We've long known that California law does not treat Labor Code Section 203 penalties as "wages." Earlier this year, the IRS published its view on how to treat those penalties (often referred to as "waiting time penalties" or WTPs) for purposes of federal income and employment taxes. A Chief Counsel Advice ("CCA") memo concludes that WTPs are not wages for purposes of federal income or employment tax.

Labor Code Section 203 makes a California employer liable if it has willfully failed to timely pay final earned wages to an employee whose employment has terminated. The offending employer must pay an amount equal to the employee's daily wages from the due date until the date of payment, up to a maximum of 30 days. WTPs can result so long as the employer knew what it was doing, the late payment occurred, and the timing of the payment was within the employer's control. The employer's intent to pay the wages on time would not be a defense. The only viable defense would be a showing that the employer, in good faith, disputed that any further final wages were owed on the due date.

When WTPs are paid, are they treated as wages? The California Department of Industrial Relations (DIR) website reports that WTPs are not wages, and thus an employer need not take deductions from a penalty payment.

But what is the view of the federal taxing authority—the IRS? The characterization of WTPs implicates several sections of the Internal Revenue Code. As to any payment of "wages," Sections 3101 and 3111 impose social security tax and Medicare tax (aka FICA tax), Section 3301 imposes federal unemployment tax, and Section 3402(a) requires income tax withholding. All these IRC sections define "wages" as remuneration paid for employment or services performed by an employee for his employer, with certain exceptions.

The General Counsel's CCA begins by recognizing that "wages" is applied broadly for income and employment tax purposes. In United States v. Quality Stores, Inc., 134 S. Ct. 1395 (2014), the Court held that severance payments made to involuntarily terminated employees are wages for FICA tax purposes, and in Social Security Board v. Nierotko, 327 U.S. 358 (1946), the Court defined "employment" to mean not only the work an employee performs, but the entire employer-employee relationship in which the employer pays compensation to the employee.

The CCA also considers contrasting California authority: the California Supreme Court, in Pineda v. Bank of America, rejected the notion that WTPs are "wages" recoverable as restitution under California's unfair competition law. The CCA also cites Revenue Ruling 72-268, which addressed the income and employment tax status of payments made under the FLSA for liquidated damages and for previously unpaid minimum and overtime wages. The FLSA makes employers liable for liquidated damages equal to the amount of unpaid minimum and overtime wages, unless the employer can show that the non-payment was based on reasonable grounds to believe that the failure to pay those wages was not in violation of the FLSA. The Revenue Ruling held that payments of unpaid minimum and overtime wages were wages for federal income and employment tax purposes, but that the liquidated damages were not.

[Structured page parsing data]

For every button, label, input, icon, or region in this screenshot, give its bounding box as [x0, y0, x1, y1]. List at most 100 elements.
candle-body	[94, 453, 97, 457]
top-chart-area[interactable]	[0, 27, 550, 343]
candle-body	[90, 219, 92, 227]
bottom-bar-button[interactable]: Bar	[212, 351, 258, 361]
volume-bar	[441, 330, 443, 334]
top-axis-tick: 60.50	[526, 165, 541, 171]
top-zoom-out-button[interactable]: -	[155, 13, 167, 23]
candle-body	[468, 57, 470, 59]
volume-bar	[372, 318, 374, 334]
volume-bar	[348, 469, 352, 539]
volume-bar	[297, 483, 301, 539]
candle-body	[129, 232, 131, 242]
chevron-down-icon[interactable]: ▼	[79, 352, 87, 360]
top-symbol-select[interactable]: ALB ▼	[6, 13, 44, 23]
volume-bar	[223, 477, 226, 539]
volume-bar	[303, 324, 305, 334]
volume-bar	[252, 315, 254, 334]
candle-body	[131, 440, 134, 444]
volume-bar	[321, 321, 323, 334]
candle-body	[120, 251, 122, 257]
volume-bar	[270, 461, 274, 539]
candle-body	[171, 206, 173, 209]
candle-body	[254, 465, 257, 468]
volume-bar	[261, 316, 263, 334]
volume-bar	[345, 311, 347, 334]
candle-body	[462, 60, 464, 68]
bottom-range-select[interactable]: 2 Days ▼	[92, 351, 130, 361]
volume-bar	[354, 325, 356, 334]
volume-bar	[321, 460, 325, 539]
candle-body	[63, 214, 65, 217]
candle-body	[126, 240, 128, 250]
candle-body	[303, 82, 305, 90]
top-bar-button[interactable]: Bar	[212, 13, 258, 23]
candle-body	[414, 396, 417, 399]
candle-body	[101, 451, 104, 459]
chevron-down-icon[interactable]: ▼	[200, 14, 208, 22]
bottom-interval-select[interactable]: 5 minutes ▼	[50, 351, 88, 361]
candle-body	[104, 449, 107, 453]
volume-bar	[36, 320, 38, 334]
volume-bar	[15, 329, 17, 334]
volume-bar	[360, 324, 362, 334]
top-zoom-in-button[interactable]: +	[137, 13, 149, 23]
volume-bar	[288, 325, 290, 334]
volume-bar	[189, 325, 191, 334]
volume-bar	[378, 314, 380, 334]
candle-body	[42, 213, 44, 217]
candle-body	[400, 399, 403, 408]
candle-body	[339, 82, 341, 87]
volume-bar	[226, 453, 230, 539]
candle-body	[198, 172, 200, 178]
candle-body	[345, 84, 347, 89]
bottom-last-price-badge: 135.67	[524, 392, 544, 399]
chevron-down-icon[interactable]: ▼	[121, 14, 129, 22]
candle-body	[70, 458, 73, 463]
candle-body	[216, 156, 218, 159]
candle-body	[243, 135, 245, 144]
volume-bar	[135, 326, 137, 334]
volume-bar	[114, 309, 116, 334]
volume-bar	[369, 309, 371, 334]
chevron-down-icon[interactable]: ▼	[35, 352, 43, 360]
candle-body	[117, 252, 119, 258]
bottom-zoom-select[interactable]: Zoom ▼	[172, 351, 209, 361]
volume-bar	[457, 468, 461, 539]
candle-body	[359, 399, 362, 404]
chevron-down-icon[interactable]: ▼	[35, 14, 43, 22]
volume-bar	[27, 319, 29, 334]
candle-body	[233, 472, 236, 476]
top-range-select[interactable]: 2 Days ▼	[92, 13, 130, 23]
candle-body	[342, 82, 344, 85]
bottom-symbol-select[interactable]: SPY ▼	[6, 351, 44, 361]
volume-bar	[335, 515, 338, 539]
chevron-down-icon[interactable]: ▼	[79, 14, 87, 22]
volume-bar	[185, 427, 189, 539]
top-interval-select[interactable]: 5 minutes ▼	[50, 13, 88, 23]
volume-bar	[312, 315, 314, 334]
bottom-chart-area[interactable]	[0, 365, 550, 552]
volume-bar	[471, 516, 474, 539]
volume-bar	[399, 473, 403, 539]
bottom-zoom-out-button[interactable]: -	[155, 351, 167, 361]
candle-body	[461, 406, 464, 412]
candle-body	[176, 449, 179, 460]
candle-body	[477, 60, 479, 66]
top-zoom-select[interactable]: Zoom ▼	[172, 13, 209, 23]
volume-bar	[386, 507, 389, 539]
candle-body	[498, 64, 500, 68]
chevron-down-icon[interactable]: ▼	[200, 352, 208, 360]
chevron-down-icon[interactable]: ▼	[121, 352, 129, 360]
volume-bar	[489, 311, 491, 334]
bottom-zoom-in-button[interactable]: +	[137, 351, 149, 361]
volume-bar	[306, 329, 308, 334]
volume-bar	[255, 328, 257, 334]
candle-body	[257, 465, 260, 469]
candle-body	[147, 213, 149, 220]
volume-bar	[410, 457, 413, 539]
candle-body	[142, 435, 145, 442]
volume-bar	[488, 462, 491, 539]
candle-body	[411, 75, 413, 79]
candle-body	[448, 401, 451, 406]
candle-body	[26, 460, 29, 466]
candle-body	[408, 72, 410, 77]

> TASK INSTRUCTIONS
(a) According to the waiting time penalties text, what is the maximum number of days for which an employer must pay the employee's daily wages?
(b) Reproduce the passage of the waiting time penalties text starting with "The General Counsel's" and going on through "to the employee.".
The listing comes from a different source than the text.

> EXERCISE ANSWERS
(a) Up to a maximum of 30 days.

(b)
The General Counsel's CCA begins by recognizing that "wages" is applied broadly for income and employment tax purposes. In United States v. Quality Stores, Inc., 134 S. Ct. 1395 (2014), the Court held that severance payments made to involuntarily terminated employees are wages for FICA tax purposes, and in Social Security Board v. Nierotko, 327 U.S. 358 (1946), the Court defined "employment" to mean not only the work an employee performs, but the entire employer-employee relationship in which the employer pays compensation to the employee.